== Raw data ==

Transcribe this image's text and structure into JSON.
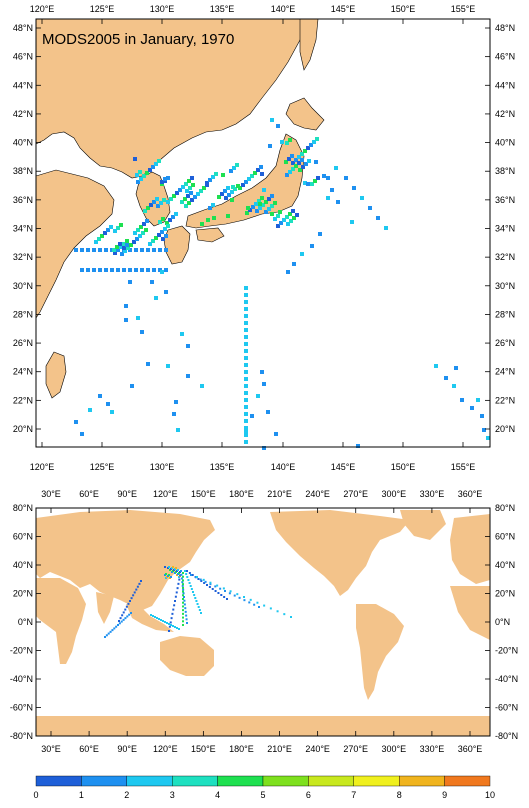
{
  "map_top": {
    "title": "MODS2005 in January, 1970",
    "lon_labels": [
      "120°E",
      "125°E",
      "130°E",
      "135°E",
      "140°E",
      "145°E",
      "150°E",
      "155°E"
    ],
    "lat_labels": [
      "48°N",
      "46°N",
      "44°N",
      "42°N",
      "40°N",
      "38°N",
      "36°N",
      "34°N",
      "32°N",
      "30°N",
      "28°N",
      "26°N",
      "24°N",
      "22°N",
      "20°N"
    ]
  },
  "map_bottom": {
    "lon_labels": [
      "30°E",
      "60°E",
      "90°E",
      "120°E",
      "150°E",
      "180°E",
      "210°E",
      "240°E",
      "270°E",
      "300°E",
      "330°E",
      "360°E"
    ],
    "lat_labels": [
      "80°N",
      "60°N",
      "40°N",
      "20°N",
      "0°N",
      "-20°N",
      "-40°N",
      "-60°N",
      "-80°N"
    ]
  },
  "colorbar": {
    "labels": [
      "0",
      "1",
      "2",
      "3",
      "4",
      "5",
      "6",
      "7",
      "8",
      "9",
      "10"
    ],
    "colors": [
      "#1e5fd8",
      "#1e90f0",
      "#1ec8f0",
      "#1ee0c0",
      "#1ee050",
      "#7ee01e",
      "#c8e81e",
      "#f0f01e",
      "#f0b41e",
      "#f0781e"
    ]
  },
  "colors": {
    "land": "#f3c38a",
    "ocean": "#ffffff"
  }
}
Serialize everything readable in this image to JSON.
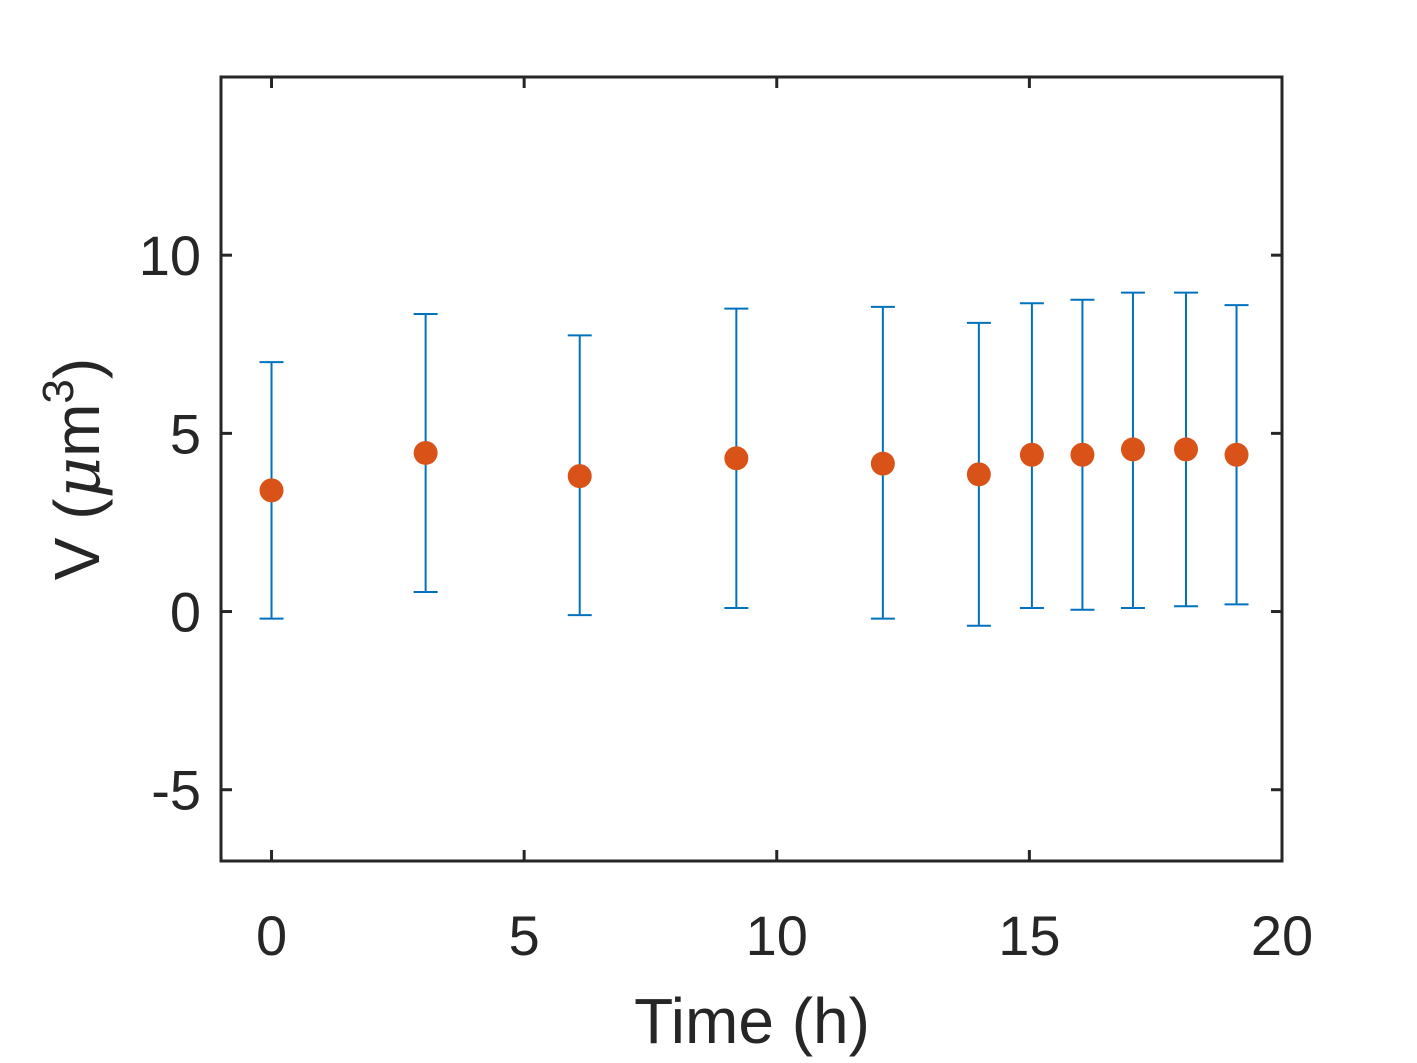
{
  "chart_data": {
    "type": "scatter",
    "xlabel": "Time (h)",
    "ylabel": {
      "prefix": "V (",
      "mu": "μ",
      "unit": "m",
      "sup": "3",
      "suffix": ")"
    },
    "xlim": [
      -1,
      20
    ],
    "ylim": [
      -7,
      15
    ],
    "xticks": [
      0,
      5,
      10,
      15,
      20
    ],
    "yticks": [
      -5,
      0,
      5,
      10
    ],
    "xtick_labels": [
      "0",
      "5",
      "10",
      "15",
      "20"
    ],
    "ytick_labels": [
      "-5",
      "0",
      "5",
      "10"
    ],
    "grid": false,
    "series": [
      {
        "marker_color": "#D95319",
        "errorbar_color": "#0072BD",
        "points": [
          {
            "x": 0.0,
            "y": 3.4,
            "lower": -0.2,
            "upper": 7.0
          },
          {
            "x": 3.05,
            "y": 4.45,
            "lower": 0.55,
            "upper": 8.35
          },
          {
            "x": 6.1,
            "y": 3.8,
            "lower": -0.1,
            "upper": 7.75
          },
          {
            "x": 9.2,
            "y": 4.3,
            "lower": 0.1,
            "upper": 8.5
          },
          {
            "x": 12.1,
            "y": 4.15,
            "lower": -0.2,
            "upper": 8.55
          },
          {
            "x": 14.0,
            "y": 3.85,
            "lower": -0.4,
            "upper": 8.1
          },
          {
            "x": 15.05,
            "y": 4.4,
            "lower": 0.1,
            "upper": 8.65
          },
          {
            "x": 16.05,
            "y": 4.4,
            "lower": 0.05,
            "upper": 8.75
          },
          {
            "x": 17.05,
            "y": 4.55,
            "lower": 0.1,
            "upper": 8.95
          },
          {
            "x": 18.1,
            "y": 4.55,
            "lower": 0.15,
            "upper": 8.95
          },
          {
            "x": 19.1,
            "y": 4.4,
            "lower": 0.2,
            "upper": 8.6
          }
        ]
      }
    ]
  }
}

===

## Exercise
Look over the records above and copy each line that includes the string "image".

## Exercise result
Transcribe this image's text and structure into JSON.
Serialize everything readable in this image to JSON.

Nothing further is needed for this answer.